(A block of data)
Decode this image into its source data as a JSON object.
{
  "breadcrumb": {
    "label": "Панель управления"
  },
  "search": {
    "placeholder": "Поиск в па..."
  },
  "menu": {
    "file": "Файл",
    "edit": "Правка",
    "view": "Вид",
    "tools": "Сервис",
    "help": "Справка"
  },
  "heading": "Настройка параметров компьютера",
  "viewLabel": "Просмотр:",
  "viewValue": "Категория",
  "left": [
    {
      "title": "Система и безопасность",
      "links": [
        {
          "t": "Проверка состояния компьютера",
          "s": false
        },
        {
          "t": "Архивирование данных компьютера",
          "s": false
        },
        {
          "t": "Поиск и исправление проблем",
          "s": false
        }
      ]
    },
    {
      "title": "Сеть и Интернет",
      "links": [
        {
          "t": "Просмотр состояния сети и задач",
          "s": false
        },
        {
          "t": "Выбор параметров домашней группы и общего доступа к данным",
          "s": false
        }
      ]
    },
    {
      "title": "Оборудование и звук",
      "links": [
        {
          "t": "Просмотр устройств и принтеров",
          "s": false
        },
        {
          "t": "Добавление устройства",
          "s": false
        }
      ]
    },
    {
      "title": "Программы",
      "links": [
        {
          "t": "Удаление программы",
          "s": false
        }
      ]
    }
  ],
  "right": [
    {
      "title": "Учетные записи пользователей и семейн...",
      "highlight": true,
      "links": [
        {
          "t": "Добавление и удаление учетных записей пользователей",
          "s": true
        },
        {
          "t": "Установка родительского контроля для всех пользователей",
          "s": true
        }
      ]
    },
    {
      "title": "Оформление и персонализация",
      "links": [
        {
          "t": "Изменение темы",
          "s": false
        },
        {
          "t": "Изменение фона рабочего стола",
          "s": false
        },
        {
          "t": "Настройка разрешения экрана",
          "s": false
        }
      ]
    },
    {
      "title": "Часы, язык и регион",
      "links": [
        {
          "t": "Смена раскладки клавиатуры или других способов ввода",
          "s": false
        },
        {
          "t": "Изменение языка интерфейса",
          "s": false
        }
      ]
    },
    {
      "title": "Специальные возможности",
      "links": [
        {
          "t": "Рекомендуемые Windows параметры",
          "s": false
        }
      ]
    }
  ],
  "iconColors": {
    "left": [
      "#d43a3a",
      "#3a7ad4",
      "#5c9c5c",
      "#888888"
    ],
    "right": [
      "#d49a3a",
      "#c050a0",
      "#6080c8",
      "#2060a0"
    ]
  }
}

◆ **YOUR INSTRUCTIONS**:
Only the number is wanted: how many lines in the entries above contain the string "пользователей"?

◆ **WRITTEN ANSWER**:
3